> _PASSAGE CITÉ_:
Mais au fil des années Erdogan a multiplié des déclarations antisémites sous couvert d’attaques contre Israël. En 2014, il a décidé de rendre le prix que lui avait attribué l’AJC. Son président, Jack Rosen, avait estimé que le dirigeant turc « est sans aucun doute le dirigeant anti-israélien le plus virulent du monde ». Depuis, les relations se sont pacifiées entre Erdogan et les organisations juives américaines. À deux reprises, en février à Ankara et en avril 2016, il a rencontré les responsables de la conférence des présidents des organisations juives.

> _DONNÉES FOURNIES_:
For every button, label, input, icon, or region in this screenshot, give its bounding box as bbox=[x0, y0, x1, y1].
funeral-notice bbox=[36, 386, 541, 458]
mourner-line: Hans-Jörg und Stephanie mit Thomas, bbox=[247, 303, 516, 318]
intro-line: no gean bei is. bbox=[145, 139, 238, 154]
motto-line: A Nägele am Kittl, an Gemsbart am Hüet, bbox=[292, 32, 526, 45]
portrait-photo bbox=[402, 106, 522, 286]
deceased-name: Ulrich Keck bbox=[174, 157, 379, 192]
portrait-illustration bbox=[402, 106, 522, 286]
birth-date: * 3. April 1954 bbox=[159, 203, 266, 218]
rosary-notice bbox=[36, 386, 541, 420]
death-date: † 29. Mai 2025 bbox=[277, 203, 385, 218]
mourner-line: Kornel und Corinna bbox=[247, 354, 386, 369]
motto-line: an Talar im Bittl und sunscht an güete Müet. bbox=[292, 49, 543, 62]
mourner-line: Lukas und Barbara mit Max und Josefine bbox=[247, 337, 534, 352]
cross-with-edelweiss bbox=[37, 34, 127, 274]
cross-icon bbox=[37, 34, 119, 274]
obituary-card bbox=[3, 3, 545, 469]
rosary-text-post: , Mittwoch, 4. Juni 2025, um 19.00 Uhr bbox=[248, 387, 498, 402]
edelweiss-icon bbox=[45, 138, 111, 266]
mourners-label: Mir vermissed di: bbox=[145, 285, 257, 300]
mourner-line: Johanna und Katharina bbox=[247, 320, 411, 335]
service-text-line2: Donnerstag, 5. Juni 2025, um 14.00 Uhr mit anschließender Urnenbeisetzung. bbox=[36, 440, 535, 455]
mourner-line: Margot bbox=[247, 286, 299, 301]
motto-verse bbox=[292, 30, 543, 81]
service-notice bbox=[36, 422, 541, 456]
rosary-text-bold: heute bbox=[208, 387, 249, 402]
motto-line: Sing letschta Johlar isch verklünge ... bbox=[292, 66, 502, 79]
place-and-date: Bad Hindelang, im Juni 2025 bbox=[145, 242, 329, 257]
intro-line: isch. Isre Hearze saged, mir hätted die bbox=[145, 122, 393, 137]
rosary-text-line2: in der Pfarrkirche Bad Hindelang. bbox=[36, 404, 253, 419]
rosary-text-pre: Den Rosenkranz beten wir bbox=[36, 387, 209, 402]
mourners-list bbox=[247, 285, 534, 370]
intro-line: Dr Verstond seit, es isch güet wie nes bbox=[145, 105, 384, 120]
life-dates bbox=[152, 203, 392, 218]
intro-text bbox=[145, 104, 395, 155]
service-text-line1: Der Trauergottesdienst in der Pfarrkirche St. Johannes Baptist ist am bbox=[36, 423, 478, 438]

> _CONSIGNE_:
Transcrivez sans rien changer la partie du passage cité qui commence par les mots contenant « Mais au fil » et se termine par « des organisations juives. ».

> _RÉPONSE_:
Mais au fil des années Erdogan a multiplié des déclarations antisémites sous couvert d’attaques contre Israël. En 2014, il a décidé de rendre le prix que lui avait attribué l’AJC. Son président, Jack Rosen, avait estimé que le dirigeant turc « est sans aucun doute le dirigeant anti-israélien le plus virulent du monde ». Depuis, les relations se sont pacifiées entre Erdogan et les organisations juives américaines. À deux reprises, en février à Ankara et en avril 2016, il a rencontré les responsables de la conférence des présidents des organisations juives.